*Problem statement*
Wherever a line holds the string "this", copy that line.

*Material supplied*
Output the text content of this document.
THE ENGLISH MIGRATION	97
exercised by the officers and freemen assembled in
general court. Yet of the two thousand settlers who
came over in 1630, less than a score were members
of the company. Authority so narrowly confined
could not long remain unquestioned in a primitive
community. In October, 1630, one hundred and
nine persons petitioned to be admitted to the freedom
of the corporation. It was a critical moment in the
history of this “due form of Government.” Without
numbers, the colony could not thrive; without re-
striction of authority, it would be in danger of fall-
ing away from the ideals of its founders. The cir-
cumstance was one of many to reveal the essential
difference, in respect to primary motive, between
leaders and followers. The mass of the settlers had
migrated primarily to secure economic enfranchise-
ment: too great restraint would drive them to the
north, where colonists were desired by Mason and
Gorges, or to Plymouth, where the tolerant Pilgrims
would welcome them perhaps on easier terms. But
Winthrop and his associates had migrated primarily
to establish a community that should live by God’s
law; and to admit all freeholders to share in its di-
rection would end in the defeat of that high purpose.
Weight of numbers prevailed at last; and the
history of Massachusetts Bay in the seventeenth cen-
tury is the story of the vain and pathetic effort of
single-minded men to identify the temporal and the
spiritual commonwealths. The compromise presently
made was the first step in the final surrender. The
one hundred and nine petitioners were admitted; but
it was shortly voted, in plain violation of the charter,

*Written answer*
Output the text content of this document.
history of this “due form of Government.” Without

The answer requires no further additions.